- [WHAT NEEDS TO BE DONE]:
Make a tally of the lines in the records that include the string "this", and give only that number.

Figure data in JSON
++++++

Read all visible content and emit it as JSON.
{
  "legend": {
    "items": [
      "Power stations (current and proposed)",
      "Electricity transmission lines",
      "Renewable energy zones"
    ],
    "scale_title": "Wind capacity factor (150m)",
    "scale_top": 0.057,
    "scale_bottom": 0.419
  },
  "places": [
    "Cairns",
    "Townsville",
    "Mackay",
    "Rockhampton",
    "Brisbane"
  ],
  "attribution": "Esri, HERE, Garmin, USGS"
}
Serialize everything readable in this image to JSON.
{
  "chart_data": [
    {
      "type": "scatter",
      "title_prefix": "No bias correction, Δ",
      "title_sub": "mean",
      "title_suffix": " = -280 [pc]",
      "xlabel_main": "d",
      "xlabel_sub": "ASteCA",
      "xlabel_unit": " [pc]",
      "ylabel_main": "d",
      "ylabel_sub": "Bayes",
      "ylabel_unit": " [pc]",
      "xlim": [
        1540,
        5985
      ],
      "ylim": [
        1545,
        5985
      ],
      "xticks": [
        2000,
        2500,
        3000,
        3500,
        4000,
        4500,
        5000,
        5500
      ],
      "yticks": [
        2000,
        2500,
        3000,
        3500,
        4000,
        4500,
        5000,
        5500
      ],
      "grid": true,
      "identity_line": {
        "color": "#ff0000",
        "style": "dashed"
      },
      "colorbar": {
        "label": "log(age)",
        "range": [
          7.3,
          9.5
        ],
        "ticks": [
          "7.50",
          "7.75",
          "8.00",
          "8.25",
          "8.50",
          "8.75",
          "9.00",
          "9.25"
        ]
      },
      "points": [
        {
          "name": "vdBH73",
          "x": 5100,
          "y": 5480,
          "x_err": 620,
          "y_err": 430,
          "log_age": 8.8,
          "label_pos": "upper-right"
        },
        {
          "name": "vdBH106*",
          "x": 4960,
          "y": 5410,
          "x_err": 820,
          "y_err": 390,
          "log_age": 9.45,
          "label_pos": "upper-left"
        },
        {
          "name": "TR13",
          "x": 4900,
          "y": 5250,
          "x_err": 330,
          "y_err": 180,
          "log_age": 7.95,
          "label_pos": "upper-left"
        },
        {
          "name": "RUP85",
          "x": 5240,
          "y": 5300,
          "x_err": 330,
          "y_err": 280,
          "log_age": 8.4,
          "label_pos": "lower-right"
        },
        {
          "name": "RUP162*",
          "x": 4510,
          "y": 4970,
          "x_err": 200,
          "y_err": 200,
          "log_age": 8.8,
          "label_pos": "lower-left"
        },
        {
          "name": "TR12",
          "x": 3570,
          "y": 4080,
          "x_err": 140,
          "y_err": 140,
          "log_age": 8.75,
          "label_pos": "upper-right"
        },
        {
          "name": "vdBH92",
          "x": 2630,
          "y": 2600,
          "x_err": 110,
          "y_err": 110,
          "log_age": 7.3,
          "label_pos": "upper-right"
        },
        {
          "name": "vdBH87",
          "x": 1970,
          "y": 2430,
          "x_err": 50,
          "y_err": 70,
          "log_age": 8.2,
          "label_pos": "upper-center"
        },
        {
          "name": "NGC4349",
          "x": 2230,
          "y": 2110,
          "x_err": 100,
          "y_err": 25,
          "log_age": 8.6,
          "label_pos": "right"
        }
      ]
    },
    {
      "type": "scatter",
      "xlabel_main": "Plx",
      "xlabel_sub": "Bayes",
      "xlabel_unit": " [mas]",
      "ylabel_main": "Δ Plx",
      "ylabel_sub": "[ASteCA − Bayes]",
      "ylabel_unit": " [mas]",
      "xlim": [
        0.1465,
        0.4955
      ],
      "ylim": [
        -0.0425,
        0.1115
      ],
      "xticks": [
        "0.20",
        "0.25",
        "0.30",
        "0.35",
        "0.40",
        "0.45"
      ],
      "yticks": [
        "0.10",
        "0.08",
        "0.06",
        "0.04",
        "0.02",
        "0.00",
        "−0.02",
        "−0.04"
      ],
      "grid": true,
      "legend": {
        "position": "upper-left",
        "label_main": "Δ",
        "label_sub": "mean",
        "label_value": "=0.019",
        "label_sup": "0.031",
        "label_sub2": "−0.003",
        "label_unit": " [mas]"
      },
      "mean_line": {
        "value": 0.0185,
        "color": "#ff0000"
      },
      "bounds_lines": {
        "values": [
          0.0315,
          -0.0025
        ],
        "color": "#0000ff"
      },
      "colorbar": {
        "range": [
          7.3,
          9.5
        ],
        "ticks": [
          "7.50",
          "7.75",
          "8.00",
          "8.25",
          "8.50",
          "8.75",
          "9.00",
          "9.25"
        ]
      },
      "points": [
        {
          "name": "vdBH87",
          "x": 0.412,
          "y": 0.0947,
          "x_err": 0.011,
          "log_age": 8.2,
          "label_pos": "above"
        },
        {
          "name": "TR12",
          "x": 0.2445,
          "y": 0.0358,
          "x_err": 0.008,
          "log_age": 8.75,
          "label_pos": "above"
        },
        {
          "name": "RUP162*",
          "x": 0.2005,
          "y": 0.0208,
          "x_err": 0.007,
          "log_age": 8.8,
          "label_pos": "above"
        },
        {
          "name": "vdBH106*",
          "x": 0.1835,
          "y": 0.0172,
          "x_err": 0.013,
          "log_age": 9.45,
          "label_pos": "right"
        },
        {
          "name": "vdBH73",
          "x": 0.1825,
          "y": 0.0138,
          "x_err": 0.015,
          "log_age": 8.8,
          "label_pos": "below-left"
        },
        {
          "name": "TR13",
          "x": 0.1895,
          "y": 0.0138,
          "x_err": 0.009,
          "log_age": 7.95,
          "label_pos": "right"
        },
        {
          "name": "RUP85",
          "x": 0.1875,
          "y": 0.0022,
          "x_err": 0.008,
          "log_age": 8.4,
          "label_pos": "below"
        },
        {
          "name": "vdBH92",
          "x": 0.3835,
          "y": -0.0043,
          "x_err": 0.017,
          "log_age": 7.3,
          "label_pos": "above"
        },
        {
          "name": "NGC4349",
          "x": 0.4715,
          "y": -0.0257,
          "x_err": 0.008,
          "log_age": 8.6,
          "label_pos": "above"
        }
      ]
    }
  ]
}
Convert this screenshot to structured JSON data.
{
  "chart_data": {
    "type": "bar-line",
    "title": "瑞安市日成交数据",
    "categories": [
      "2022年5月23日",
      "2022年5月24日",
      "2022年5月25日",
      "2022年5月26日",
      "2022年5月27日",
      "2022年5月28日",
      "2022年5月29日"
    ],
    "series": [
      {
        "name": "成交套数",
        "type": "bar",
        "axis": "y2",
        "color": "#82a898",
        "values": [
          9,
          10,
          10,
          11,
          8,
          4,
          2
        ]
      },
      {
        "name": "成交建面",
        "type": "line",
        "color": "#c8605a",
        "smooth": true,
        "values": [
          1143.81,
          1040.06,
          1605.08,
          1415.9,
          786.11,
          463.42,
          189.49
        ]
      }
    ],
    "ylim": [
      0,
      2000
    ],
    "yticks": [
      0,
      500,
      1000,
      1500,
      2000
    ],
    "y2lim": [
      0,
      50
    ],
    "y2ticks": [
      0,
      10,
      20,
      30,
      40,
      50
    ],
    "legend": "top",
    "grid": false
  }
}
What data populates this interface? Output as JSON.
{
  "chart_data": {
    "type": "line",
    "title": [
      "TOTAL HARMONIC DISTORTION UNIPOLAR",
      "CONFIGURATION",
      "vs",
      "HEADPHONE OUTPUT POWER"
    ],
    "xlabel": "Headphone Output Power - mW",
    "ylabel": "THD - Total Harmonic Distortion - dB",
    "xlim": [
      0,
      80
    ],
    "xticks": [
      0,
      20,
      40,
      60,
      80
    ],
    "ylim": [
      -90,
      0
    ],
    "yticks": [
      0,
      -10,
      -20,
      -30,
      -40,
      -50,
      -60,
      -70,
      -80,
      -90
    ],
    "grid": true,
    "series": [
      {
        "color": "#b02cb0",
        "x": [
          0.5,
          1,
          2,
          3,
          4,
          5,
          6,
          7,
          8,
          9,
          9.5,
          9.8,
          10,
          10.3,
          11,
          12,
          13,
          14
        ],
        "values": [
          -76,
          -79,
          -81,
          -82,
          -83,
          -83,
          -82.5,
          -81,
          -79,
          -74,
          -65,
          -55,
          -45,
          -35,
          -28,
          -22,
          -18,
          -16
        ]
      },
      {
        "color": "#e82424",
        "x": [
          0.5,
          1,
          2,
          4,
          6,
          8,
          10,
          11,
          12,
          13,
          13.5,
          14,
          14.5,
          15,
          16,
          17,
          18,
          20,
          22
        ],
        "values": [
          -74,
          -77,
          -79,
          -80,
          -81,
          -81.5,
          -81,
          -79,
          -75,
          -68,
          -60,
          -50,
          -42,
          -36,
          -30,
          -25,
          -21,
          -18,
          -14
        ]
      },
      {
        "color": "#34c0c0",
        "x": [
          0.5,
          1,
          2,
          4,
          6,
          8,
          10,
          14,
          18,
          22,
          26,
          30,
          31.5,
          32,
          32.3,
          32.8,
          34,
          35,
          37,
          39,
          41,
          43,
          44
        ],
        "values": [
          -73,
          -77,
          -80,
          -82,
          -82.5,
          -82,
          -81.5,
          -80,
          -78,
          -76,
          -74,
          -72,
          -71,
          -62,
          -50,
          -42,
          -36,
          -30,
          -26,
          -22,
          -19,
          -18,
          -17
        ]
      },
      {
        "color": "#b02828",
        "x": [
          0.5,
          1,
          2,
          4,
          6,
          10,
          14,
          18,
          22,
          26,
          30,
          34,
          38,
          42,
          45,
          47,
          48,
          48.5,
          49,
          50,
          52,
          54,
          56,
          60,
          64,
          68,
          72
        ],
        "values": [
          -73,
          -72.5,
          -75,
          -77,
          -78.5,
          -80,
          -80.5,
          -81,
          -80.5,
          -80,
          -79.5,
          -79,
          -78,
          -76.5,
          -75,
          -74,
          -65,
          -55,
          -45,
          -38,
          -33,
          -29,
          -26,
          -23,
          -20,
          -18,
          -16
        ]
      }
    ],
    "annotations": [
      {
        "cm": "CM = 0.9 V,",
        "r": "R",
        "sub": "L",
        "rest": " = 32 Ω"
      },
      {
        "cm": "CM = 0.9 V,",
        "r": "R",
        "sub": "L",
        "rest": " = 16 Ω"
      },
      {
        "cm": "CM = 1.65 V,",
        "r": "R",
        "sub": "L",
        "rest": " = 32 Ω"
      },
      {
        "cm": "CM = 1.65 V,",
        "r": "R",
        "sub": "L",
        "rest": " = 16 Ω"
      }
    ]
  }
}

++++++

- [WRITTEN RESPONSE]:
3